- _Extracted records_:
** begin **
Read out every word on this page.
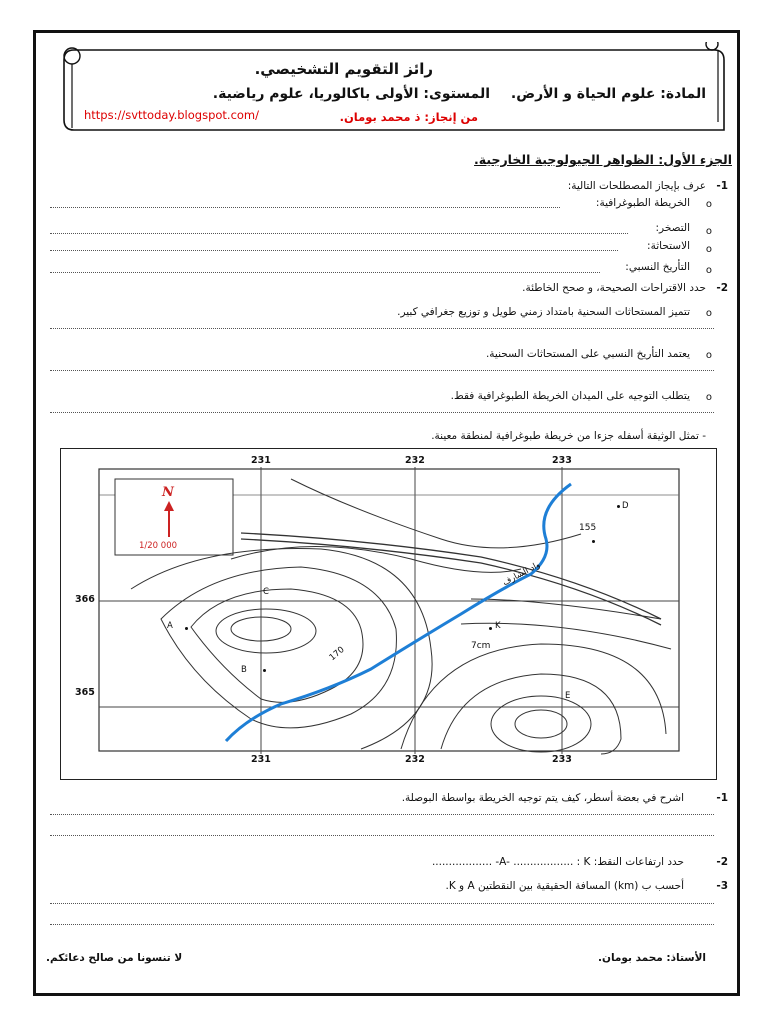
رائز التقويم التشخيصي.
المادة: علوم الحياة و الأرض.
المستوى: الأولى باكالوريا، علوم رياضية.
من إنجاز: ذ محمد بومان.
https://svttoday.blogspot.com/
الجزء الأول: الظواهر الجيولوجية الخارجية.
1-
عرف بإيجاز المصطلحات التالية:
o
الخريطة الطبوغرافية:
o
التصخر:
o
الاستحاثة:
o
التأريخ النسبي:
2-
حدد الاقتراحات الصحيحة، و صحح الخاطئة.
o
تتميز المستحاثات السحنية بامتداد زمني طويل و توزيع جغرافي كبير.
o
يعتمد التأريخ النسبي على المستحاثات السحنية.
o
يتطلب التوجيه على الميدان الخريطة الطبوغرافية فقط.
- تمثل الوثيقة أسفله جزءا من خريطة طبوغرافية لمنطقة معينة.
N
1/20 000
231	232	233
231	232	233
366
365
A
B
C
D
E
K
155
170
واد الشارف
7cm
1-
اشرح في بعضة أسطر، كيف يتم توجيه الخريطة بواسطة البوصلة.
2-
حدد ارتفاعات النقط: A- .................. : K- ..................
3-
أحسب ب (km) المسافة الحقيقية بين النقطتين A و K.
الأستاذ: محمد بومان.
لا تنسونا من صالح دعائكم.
** end **
- _DESCRIPTION OF THE TASK_: Your task is to copy the entries in full and exactly, without any images.

- _EXERCISE ANSWER_:
Read out every word on this page.
رائز التقويم التشخيصي.
المادة: علوم الحياة و الأرض.
المستوى: الأولى باكالوريا، علوم رياضية.
من إنجاز: ذ محمد بومان.
https://svttoday.blogspot.com/
الجزء الأول: الظواهر الجيولوجية الخارجية.
1-
عرف بإيجاز المصطلحات التالية:
o
الخريطة الطبوغرافية:
o
التصخر:
o
الاستحاثة:
o
التأريخ النسبي:
2-
حدد الاقتراحات الصحيحة، و صحح الخاطئة.
o
تتميز المستحاثات السحنية بامتداد زمني طويل و توزيع جغرافي كبير.
o
يعتمد التأريخ النسبي على المستحاثات السحنية.
o
يتطلب التوجيه على الميدان الخريطة الطبوغرافية فقط.
- تمثل الوثيقة أسفله جزءا من خريطة طبوغرافية لمنطقة معينة.
N
1/20 000
231	232	233
231	232	233
366
365
A
B
C
D
E
K
155
170
واد الشارف
7cm
1-
اشرح في بعضة أسطر، كيف يتم توجيه الخريطة بواسطة البوصلة.
2-
حدد ارتفاعات النقط: A- .................. : K- ..................
3-
أحسب ب (km) المسافة الحقيقية بين النقطتين A و K.
الأستاذ: محمد بومان.
لا تنسونا من صالح دعائكم.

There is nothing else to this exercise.